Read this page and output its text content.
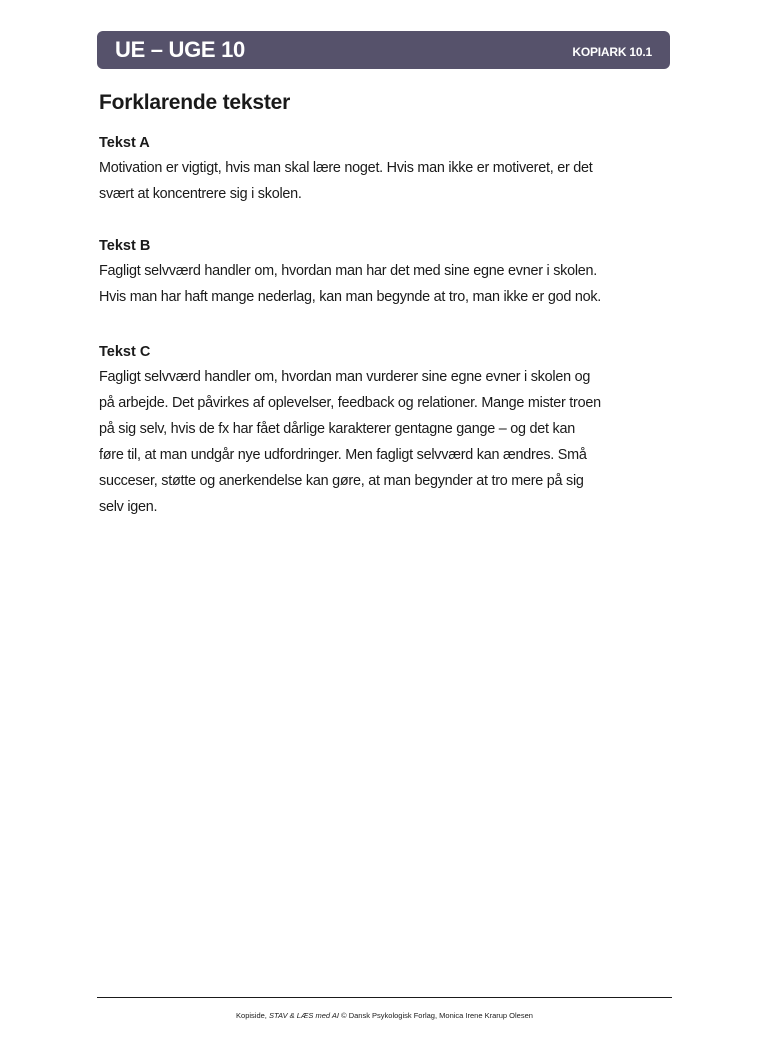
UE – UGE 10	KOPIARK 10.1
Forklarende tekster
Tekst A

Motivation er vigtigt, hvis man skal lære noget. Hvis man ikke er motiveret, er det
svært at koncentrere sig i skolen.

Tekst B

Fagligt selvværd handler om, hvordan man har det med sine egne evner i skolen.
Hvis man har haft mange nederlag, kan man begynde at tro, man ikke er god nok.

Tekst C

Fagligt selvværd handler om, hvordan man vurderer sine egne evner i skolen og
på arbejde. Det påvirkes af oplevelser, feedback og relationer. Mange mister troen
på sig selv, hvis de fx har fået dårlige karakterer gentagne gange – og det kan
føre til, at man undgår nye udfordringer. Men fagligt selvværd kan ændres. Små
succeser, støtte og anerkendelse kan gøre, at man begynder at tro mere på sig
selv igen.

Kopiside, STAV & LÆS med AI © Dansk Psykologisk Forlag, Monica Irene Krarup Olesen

════════════════

Stated task => Which lines above hold the word "skolen"? Copy each of them.

Solution for this exercise =>
svært at koncentrere sig i skolen.
Fagligt selvværd handler om, hvordan man har det med sine egne evner i skolen.
Fagligt selvværd handler om, hvordan man vurderer sine egne evner i skolen og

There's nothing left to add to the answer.